→ STATED EXERCISE:
Copy each line in the data that includes the word "Global".

****************

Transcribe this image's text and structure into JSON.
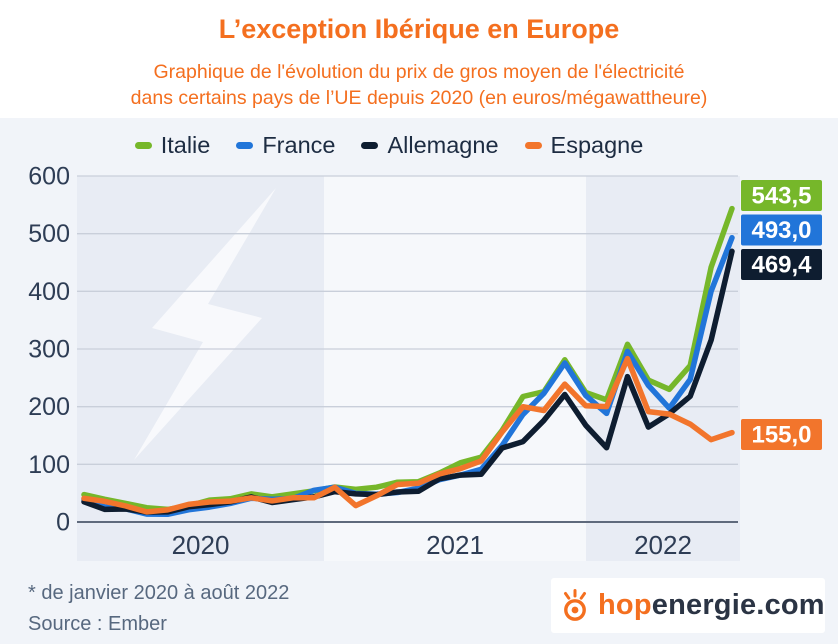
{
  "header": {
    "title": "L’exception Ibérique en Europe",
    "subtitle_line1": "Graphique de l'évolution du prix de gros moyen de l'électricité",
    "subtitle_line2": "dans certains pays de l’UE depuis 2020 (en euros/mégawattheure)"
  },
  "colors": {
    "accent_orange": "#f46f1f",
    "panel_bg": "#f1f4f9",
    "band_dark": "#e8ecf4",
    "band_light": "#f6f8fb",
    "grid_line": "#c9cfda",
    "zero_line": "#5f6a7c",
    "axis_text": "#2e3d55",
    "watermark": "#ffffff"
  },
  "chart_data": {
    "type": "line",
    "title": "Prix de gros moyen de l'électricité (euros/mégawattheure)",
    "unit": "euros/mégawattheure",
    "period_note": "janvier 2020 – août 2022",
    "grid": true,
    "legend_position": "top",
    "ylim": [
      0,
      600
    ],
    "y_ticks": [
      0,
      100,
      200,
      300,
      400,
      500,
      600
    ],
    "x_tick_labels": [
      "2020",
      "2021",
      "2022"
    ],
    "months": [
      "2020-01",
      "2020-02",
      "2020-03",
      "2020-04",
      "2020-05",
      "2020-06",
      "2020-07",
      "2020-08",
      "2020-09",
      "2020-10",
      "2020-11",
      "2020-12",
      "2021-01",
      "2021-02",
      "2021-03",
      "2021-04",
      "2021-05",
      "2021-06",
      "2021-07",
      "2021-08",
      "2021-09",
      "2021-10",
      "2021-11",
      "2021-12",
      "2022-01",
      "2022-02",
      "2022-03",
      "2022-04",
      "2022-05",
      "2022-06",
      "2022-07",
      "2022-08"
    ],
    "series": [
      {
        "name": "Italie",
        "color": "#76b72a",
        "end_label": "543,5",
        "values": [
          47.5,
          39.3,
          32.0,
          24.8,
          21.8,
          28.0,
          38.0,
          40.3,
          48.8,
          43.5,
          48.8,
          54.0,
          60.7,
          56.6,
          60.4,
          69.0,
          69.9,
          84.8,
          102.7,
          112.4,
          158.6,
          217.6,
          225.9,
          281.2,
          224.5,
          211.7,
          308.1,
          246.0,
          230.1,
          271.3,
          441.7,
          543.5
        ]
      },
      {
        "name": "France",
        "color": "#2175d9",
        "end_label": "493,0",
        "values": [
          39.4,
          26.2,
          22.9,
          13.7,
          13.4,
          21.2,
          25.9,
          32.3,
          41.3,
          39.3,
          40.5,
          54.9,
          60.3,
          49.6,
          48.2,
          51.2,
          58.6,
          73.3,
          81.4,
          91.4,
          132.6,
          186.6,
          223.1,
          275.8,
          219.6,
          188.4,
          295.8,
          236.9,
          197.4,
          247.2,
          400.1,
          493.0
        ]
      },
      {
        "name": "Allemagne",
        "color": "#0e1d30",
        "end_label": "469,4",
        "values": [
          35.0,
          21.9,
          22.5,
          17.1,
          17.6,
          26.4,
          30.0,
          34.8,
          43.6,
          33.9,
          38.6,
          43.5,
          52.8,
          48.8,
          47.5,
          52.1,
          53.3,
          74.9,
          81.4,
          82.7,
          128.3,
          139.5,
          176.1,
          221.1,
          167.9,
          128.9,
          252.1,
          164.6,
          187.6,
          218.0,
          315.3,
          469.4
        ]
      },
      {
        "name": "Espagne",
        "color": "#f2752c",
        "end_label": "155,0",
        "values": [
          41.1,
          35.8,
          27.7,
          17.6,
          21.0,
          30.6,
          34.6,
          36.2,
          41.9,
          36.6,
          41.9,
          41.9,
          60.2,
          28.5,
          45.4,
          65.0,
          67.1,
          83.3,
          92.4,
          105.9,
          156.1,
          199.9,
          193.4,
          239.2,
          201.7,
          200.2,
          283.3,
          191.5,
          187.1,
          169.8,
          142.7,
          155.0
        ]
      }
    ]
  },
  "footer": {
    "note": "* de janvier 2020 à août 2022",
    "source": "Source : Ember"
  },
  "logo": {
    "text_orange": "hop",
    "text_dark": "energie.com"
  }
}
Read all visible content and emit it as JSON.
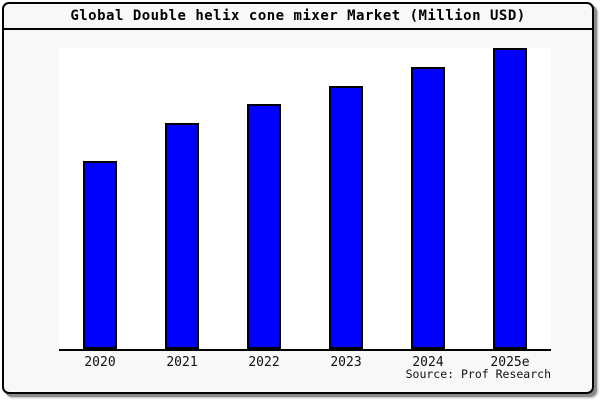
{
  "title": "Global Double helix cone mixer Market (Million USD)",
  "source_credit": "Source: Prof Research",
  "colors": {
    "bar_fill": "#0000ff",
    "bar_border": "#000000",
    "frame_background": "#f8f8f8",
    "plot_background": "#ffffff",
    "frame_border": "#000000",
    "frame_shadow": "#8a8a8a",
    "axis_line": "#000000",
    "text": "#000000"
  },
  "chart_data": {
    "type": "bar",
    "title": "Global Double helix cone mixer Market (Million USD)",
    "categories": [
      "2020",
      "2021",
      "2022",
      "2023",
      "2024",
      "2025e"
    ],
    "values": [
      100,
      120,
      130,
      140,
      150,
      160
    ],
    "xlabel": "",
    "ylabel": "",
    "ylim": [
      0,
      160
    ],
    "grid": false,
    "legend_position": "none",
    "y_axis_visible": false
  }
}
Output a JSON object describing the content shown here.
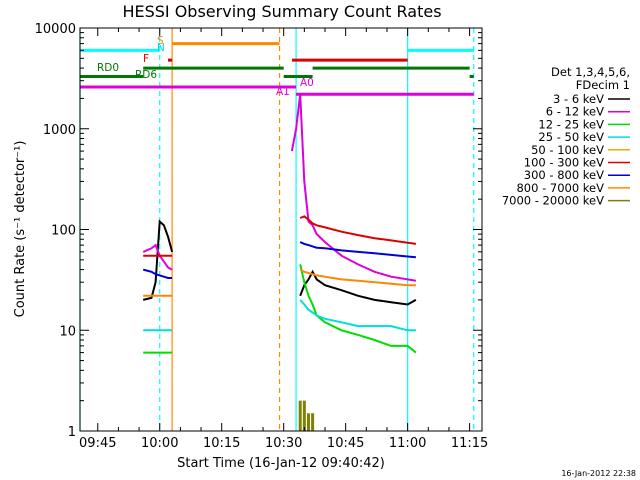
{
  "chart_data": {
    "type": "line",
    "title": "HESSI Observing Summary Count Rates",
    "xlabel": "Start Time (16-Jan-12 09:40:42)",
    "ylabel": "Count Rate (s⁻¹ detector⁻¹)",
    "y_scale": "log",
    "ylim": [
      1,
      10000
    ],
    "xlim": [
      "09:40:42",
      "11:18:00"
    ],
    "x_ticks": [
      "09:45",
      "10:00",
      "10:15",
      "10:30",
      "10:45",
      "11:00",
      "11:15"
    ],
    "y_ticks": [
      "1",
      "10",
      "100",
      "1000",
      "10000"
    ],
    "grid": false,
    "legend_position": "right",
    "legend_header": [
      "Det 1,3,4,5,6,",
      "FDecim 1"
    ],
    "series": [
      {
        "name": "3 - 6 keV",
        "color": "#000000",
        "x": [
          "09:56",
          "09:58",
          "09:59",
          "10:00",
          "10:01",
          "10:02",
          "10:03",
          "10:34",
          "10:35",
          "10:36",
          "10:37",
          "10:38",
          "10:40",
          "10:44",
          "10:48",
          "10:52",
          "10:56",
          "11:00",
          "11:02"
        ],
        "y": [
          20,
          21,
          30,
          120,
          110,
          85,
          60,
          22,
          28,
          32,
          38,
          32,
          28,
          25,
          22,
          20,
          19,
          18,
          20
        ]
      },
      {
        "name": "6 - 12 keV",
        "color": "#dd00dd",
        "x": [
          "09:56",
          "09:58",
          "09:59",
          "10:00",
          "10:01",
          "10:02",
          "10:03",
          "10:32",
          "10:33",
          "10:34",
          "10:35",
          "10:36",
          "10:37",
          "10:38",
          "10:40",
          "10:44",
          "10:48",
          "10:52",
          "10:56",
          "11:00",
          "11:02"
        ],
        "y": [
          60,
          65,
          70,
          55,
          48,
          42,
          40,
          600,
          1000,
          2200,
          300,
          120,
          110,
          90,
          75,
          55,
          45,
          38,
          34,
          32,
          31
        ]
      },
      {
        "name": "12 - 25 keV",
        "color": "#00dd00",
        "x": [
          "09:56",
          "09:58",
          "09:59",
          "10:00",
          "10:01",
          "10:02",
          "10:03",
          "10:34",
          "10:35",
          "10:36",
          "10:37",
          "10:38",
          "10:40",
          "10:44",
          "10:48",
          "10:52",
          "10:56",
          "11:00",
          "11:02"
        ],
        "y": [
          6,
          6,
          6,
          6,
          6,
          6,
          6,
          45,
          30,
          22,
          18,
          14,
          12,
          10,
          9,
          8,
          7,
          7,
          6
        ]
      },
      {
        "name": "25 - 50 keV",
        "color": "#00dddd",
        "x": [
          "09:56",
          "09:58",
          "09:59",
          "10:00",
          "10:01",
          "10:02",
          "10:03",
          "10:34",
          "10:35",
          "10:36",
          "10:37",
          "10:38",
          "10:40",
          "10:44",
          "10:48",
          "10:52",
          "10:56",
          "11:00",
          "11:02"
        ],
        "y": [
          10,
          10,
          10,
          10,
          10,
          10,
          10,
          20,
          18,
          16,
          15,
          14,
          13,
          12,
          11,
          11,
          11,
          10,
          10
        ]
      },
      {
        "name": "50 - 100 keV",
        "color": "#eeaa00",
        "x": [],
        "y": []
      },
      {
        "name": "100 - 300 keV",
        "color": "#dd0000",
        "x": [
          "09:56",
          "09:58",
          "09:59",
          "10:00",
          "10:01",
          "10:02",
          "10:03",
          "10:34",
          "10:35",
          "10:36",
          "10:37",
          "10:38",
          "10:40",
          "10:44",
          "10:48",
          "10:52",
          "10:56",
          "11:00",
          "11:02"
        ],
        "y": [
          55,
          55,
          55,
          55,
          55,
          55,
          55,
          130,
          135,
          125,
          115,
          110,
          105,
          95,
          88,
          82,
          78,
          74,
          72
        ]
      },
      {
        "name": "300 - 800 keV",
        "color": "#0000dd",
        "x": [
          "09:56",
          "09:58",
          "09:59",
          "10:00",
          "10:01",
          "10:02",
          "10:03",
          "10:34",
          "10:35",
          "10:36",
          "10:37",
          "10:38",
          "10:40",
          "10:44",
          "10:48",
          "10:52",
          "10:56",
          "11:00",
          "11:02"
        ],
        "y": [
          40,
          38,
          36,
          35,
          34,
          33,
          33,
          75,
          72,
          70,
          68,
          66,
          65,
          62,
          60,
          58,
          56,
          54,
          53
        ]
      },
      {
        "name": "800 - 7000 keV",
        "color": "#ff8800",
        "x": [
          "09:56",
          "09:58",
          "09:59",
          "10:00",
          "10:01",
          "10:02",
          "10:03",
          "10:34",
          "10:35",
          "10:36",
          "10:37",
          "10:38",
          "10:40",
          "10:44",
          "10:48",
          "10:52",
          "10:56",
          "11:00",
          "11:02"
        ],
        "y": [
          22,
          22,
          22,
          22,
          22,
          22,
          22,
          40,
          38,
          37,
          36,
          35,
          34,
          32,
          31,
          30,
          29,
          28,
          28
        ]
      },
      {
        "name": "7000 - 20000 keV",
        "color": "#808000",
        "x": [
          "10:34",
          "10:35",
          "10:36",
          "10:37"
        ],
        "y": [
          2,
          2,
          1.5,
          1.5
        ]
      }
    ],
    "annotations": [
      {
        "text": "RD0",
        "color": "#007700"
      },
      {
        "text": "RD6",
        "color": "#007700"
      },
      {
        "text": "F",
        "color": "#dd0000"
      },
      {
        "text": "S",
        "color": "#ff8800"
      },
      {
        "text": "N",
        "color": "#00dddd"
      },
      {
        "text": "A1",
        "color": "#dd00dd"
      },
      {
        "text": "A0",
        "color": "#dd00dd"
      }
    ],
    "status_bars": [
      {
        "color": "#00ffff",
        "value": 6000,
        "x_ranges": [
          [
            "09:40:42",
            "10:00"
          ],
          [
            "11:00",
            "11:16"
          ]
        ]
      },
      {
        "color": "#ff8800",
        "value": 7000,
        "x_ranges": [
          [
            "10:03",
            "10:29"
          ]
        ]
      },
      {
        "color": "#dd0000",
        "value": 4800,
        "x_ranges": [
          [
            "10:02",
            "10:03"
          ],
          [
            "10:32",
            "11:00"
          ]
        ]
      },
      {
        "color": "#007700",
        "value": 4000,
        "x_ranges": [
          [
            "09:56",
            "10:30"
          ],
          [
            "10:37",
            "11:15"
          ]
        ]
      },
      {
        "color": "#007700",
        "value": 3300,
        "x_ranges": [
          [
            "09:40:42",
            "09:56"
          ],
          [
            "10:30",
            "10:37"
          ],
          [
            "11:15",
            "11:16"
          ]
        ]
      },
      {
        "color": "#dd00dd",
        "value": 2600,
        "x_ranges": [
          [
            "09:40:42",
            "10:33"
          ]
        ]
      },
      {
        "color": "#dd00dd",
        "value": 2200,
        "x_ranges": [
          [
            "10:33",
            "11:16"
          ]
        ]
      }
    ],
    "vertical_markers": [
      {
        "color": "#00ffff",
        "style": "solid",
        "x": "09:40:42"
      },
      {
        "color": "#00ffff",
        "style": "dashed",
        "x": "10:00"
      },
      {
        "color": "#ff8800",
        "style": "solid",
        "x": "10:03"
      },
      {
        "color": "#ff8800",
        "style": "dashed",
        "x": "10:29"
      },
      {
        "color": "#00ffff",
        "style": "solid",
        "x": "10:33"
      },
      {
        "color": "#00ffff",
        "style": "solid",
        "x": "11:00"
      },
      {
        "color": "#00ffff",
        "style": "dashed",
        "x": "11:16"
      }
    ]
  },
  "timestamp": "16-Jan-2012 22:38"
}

****************

→ PROBLEM SOLUTION:
  "title": "Global Double helix cone mixer Market (Million USD)",
    "title": "Global Double helix cone mixer Market (Million USD)",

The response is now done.